_TASK GOAL:_ Reproduce the listing verbatim.

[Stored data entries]
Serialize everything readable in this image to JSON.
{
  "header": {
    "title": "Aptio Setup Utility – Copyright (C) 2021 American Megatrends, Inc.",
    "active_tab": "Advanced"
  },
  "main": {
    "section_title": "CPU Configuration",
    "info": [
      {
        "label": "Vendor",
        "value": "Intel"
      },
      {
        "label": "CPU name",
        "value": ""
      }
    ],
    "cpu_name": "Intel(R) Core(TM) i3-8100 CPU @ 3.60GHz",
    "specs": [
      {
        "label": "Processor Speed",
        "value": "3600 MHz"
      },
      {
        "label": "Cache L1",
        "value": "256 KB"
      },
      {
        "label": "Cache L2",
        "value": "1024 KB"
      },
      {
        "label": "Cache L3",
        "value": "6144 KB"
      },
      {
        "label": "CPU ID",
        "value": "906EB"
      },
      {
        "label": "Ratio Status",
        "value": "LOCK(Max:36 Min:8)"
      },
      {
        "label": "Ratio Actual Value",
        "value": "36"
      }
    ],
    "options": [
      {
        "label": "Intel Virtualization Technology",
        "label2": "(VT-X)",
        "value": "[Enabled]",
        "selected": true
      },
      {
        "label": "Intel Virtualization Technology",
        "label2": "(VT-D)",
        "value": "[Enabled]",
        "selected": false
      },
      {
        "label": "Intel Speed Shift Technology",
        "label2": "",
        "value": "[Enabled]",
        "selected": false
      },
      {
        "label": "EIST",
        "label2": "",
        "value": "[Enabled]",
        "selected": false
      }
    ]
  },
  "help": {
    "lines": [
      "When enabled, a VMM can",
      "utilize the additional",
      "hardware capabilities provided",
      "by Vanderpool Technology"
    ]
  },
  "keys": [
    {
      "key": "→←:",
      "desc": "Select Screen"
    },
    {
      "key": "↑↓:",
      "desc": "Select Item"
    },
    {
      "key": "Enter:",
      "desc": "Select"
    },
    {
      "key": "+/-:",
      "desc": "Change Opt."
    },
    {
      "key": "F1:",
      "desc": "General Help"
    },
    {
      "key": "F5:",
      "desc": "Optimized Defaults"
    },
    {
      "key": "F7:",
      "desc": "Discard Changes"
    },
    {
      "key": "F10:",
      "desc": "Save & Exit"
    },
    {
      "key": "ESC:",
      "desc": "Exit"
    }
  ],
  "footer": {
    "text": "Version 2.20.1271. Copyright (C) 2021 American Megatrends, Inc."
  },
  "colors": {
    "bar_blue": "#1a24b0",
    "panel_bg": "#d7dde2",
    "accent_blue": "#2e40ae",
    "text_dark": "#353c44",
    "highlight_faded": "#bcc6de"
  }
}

_RESULT:_
Serialize everything readable in this image to JSON.
{
  "header": {
    "title": "Aptio Setup Utility – Copyright (C) 2021 American Megatrends, Inc.",
    "active_tab": "Advanced"
  },
  "main": {
    "section_title": "CPU Configuration",
    "info": [
      {
        "label": "Vendor",
        "value": "Intel"
      },
      {
        "label": "CPU name",
        "value": ""
      }
    ],
    "cpu_name": "Intel(R) Core(TM) i3-8100 CPU @ 3.60GHz",
    "specs": [
      {
        "label": "Processor Speed",
        "value": "3600 MHz"
      },
      {
        "label": "Cache L1",
        "value": "256 KB"
      },
      {
        "label": "Cache L2",
        "value": "1024 KB"
      },
      {
        "label": "Cache L3",
        "value": "6144 KB"
      },
      {
        "label": "CPU ID",
        "value": "906EB"
      },
      {
        "label": "Ratio Status",
        "value": "LOCK(Max:36 Min:8)"
      },
      {
        "label": "Ratio Actual Value",
        "value": "36"
      }
    ],
    "options": [
      {
        "label": "Intel Virtualization Technology",
        "label2": "(VT-X)",
        "value": "[Enabled]",
        "selected": true
      },
      {
        "label": "Intel Virtualization Technology",
        "label2": "(VT-D)",
        "value": "[Enabled]",
        "selected": false
      },
      {
        "label": "Intel Speed Shift Technology",
        "label2": "",
        "value": "[Enabled]",
        "selected": false
      },
      {
        "label": "EIST",
        "label2": "",
        "value": "[Enabled]",
        "selected": false
      }
    ]
  },
  "help": {
    "lines": [
      "When enabled, a VMM can",
      "utilize the additional",
      "hardware capabilities provided",
      "by Vanderpool Technology"
    ]
  },
  "keys": [
    {
      "key": "→←:",
      "desc": "Select Screen"
    },
    {
      "key": "↑↓:",
      "desc": "Select Item"
    },
    {
      "key": "Enter:",
      "desc": "Select"
    },
    {
      "key": "+/-:",
      "desc": "Change Opt."
    },
    {
      "key": "F1:",
      "desc": "General Help"
    },
    {
      "key": "F5:",
      "desc": "Optimized Defaults"
    },
    {
      "key": "F7:",
      "desc": "Discard Changes"
    },
    {
      "key": "F10:",
      "desc": "Save & Exit"
    },
    {
      "key": "ESC:",
      "desc": "Exit"
    }
  ],
  "footer": {
    "text": "Version 2.20.1271. Copyright (C) 2021 American Megatrends, Inc."
  },
  "colors": {
    "bar_blue": "#1a24b0",
    "panel_bg": "#d7dde2",
    "accent_blue": "#2e40ae",
    "text_dark": "#353c44",
    "highlight_faded": "#bcc6de"
  }
}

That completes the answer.